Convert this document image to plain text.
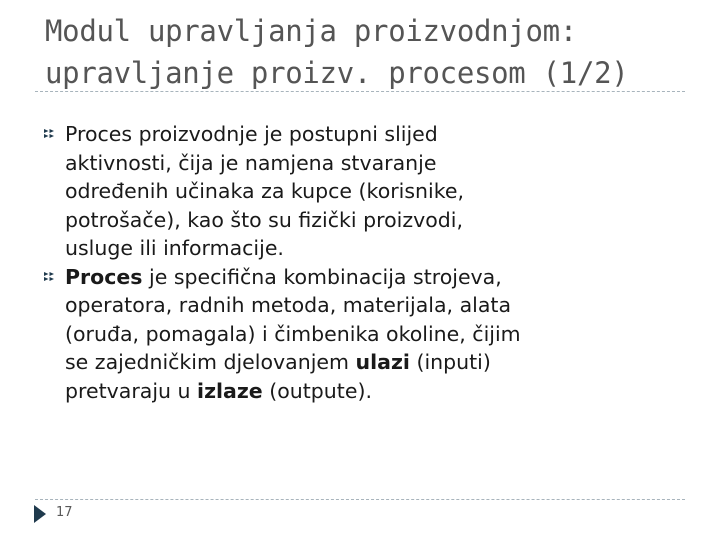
Modul upravljanja proizvodnjom:
upravljanje proizv. procesom (1/2)
Proces proizvodnje je postupni slijed
aktivnosti, čija je namjena stvaranje
određenih učinaka za kupce (korisnike,
potrošače), kao što su fizički proizvodi,
usluge ili informacije.
Proces je specifična kombinacija strojeva,
operatora, radnih metoda, materijala, alata
(oruđa, pomagala) i čimbenika okoline, čijim
se zajedničkim djelovanjem ulazi (inputi)
pretvaraju u izlaze (outpute).
17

---

INSTRUCTIONS TO FOLLOW:
Reproduce each record from above exactly; pictures do not belong in the copy.

CORRECT OUTPUT:
Convert this document image to plain text.
Modul upravljanja proizvodnjom:
upravljanje proizv. procesom (1/2)
Proces proizvodnje je postupni slijed
aktivnosti, čija je namjena stvaranje
određenih učinaka za kupce (korisnike,
potrošače), kao što su fizički proizvodi,
usluge ili informacije.
Proces je specifična kombinacija strojeva,
operatora, radnih metoda, materijala, alata
(oruđa, pomagala) i čimbenika okoline, čijim
se zajedničkim djelovanjem ulazi (inputi)
pretvaraju u izlaze (outpute).
17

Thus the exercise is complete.